> **Work required**:
Reproduce every line of the data records below verbatim, keeping each character and the line order unchanged.

> **Data records**:
----

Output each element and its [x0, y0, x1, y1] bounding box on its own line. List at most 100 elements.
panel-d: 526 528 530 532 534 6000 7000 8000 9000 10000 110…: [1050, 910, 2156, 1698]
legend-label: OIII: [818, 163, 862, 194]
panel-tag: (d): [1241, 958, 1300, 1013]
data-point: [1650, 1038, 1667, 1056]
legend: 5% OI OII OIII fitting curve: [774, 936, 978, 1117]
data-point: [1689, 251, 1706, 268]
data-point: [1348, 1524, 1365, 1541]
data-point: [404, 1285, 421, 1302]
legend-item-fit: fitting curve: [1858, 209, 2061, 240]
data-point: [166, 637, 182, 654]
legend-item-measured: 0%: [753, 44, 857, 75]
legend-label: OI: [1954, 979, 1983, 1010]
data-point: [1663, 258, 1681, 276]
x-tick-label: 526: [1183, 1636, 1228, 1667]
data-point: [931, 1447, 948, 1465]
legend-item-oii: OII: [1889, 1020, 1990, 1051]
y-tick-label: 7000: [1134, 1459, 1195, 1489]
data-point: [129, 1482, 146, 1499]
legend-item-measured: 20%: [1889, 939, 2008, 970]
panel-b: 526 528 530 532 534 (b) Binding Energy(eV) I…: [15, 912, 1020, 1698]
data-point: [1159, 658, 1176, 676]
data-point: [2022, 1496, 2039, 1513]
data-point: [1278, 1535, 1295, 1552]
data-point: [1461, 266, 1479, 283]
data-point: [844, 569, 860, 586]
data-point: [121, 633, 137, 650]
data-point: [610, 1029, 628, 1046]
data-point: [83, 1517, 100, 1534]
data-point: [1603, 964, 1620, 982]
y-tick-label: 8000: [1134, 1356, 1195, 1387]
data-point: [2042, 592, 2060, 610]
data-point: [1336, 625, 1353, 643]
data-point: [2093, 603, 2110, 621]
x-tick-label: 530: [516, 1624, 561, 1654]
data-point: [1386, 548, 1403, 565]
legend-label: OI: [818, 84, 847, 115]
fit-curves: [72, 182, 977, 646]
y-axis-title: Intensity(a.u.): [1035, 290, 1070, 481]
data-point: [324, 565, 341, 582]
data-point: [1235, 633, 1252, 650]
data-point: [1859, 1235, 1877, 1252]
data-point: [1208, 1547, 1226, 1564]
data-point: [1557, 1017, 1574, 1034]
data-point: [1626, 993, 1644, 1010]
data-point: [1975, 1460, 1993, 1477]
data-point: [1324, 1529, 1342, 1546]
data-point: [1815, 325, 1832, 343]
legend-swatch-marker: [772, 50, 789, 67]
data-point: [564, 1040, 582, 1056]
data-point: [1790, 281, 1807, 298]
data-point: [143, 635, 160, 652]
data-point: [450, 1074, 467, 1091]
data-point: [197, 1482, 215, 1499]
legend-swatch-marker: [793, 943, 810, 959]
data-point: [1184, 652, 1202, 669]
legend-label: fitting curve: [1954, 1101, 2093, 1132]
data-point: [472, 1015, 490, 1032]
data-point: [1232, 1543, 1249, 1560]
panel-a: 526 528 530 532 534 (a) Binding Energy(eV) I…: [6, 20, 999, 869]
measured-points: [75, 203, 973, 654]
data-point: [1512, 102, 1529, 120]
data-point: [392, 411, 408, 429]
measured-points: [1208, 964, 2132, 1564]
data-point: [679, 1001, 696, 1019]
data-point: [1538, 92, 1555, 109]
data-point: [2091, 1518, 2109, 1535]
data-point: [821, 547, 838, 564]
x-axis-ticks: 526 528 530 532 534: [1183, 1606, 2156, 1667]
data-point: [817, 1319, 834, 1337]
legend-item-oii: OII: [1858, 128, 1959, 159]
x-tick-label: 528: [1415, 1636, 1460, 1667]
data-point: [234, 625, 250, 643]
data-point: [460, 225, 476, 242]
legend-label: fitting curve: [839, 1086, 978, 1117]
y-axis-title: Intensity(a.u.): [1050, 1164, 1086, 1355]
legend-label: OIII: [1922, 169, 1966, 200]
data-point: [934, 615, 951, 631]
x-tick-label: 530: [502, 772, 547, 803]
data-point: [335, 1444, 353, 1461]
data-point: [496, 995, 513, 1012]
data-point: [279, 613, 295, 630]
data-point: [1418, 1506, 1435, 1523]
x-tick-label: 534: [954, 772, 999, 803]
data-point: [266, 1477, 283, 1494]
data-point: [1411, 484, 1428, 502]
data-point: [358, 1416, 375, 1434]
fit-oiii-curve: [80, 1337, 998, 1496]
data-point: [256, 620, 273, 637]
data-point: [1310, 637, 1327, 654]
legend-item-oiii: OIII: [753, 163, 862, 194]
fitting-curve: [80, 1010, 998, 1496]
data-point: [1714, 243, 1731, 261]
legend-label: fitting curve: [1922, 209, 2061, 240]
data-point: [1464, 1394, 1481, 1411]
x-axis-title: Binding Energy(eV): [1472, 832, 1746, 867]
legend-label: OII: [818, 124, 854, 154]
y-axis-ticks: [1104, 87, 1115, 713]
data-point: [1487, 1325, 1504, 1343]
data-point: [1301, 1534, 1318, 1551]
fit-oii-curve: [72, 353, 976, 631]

----

> **Solved problem**:
Output each element and its [x0, y0, x1, y1] bounding box on its own line. List at most 100 elements.
panel-d: 526 528 530 532 534 6000 7000 8000 9000 10000 110…: [1050, 910, 2156, 1698]
legend-label: OIII: [818, 163, 862, 194]
panel-tag: (d): [1241, 958, 1300, 1013]
data-point: [1650, 1038, 1667, 1056]
legend: 5% OI OII OIII fitting curve: [774, 936, 978, 1117]
data-point: [1689, 251, 1706, 268]
data-point: [1348, 1524, 1365, 1541]
data-point: [404, 1285, 421, 1302]
legend-item-fit: fitting curve: [1858, 209, 2061, 240]
data-point: [166, 637, 182, 654]
legend-item-measured: 0%: [753, 44, 857, 75]
legend-label: OI: [1954, 979, 1983, 1010]
data-point: [1663, 258, 1681, 276]
x-tick-label: 526: [1183, 1636, 1228, 1667]
data-point: [931, 1447, 948, 1465]
legend-item-oii: OII: [1889, 1020, 1990, 1051]
y-tick-label: 7000: [1134, 1459, 1195, 1489]
data-point: [129, 1482, 146, 1499]
legend-item-measured: 20%: [1889, 939, 2008, 970]
panel-b: 526 528 530 532 534 (b) Binding Energy(eV) I…: [15, 912, 1020, 1698]
data-point: [1159, 658, 1176, 676]
data-point: [2022, 1496, 2039, 1513]
data-point: [1278, 1535, 1295, 1552]
data-point: [1461, 266, 1479, 283]
data-point: [844, 569, 860, 586]
data-point: [121, 633, 137, 650]
data-point: [610, 1029, 628, 1046]
data-point: [83, 1517, 100, 1534]
data-point: [1603, 964, 1620, 982]
y-tick-label: 8000: [1134, 1356, 1195, 1387]
data-point: [2042, 592, 2060, 610]
data-point: [1336, 625, 1353, 643]
data-point: [2093, 603, 2110, 621]
x-tick-label: 530: [516, 1624, 561, 1654]
data-point: [1386, 548, 1403, 565]
legend-label: OI: [818, 84, 847, 115]
fit-curves: [72, 182, 977, 646]
y-axis-title: Intensity(a.u.): [1035, 290, 1070, 481]
data-point: [324, 565, 341, 582]
data-point: [1235, 633, 1252, 650]
data-point: [1859, 1235, 1877, 1252]
data-point: [1208, 1547, 1226, 1564]
data-point: [1557, 1017, 1574, 1034]
data-point: [1626, 993, 1644, 1010]
data-point: [1975, 1460, 1993, 1477]
data-point: [1324, 1529, 1342, 1546]
data-point: [1815, 325, 1832, 343]
legend-swatch-marker: [772, 50, 789, 67]
data-point: [564, 1040, 582, 1056]
data-point: [1790, 281, 1807, 298]
data-point: [143, 635, 160, 652]
data-point: [450, 1074, 467, 1091]
data-point: [197, 1482, 215, 1499]
legend-swatch-marker: [793, 943, 810, 959]
data-point: [1184, 652, 1202, 669]
legend-label: fitting curve: [1954, 1101, 2093, 1132]
data-point: [472, 1015, 490, 1032]
data-point: [1232, 1543, 1249, 1560]
panel-a: 526 528 530 532 534 (a) Binding Energy(eV) I…: [6, 20, 999, 869]
measured-points: [75, 203, 973, 654]
data-point: [1512, 102, 1529, 120]
data-point: [392, 411, 408, 429]
measured-points: [1208, 964, 2132, 1564]
data-point: [679, 1001, 696, 1019]
data-point: [1538, 92, 1555, 109]
data-point: [2091, 1518, 2109, 1535]
data-point: [821, 547, 838, 564]
x-axis-ticks: 526 528 530 532 534: [1183, 1606, 2156, 1667]
data-point: [817, 1319, 834, 1337]
legend-item-oii: OII: [1858, 128, 1959, 159]
x-tick-label: 528: [1415, 1636, 1460, 1667]
data-point: [234, 625, 250, 643]
data-point: [460, 225, 476, 242]
legend-label: fitting curve: [839, 1086, 978, 1117]
y-axis-title: Intensity(a.u.): [1050, 1164, 1086, 1355]
legend-label: OIII: [1922, 169, 1966, 200]
data-point: [934, 615, 951, 631]
x-tick-label: 530: [502, 772, 547, 803]
data-point: [335, 1444, 353, 1461]
data-point: [496, 995, 513, 1012]
data-point: [279, 613, 295, 630]
data-point: [1418, 1506, 1435, 1523]
x-tick-label: 534: [954, 772, 999, 803]
data-point: [266, 1477, 283, 1494]
data-point: [1411, 484, 1428, 502]
data-point: [358, 1416, 375, 1434]
fit-oiii-curve: [80, 1337, 998, 1496]
data-point: [256, 620, 273, 637]
data-point: [1310, 637, 1327, 654]
legend-item-oiii: OIII: [753, 163, 862, 194]
fitting-curve: [80, 1010, 998, 1496]
data-point: [1714, 243, 1731, 261]
legend-label: fitting curve: [1922, 209, 2061, 240]
data-point: [1464, 1394, 1481, 1411]
x-axis-title: Binding Energy(eV): [1472, 832, 1746, 867]
legend-label: OII: [818, 124, 854, 154]
y-axis-ticks: [1104, 87, 1115, 713]
data-point: [1487, 1325, 1504, 1343]
data-point: [1301, 1534, 1318, 1551]
fit-oii-curve: [72, 353, 976, 631]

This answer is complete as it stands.